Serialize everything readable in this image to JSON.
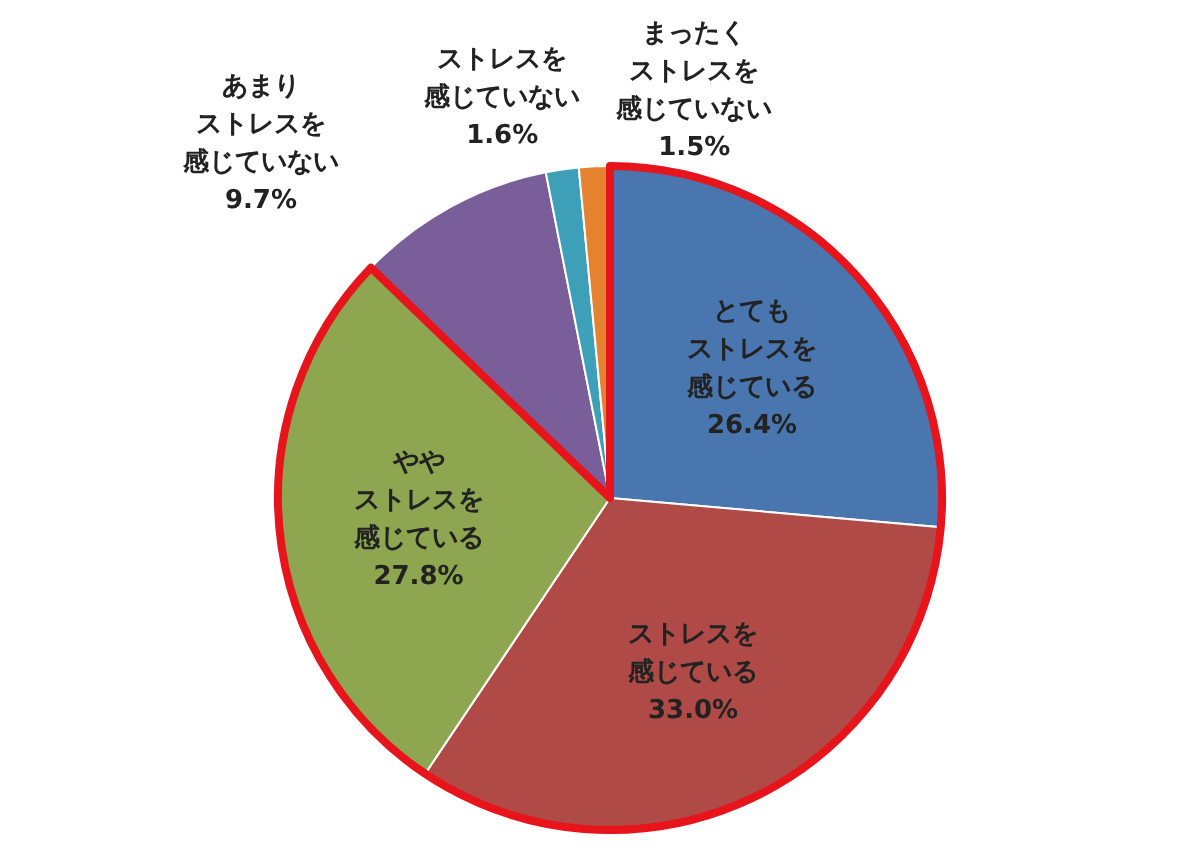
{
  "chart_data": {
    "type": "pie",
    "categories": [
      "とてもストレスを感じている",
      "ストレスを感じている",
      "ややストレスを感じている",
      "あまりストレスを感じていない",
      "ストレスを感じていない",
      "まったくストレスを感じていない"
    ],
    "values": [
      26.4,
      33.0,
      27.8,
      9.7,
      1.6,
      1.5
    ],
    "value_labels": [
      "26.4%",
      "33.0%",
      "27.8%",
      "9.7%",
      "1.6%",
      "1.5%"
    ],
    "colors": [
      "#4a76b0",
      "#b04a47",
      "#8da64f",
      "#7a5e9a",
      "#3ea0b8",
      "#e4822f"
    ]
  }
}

________________________________________

* [What to work on]:
Quote the data exactly, leaving every image out of the copy.

* [Exercise output]:
Serialize everything readable in this image to JSON.
{
  "chart_data": {
    "type": "pie",
    "categories": [
      "とてもストレスを感じている",
      "ストレスを感じている",
      "ややストレスを感じている",
      "あまりストレスを感じていない",
      "ストレスを感じていない",
      "まったくストレスを感じていない"
    ],
    "values": [
      26.4,
      33.0,
      27.8,
      9.7,
      1.6,
      1.5
    ],
    "value_labels": [
      "26.4%",
      "33.0%",
      "27.8%",
      "9.7%",
      "1.6%",
      "1.5%"
    ],
    "colors": [
      "#4a76b0",
      "#b04a47",
      "#8da64f",
      "#7a5e9a",
      "#3ea0b8",
      "#e4822f"
    ]
  }
}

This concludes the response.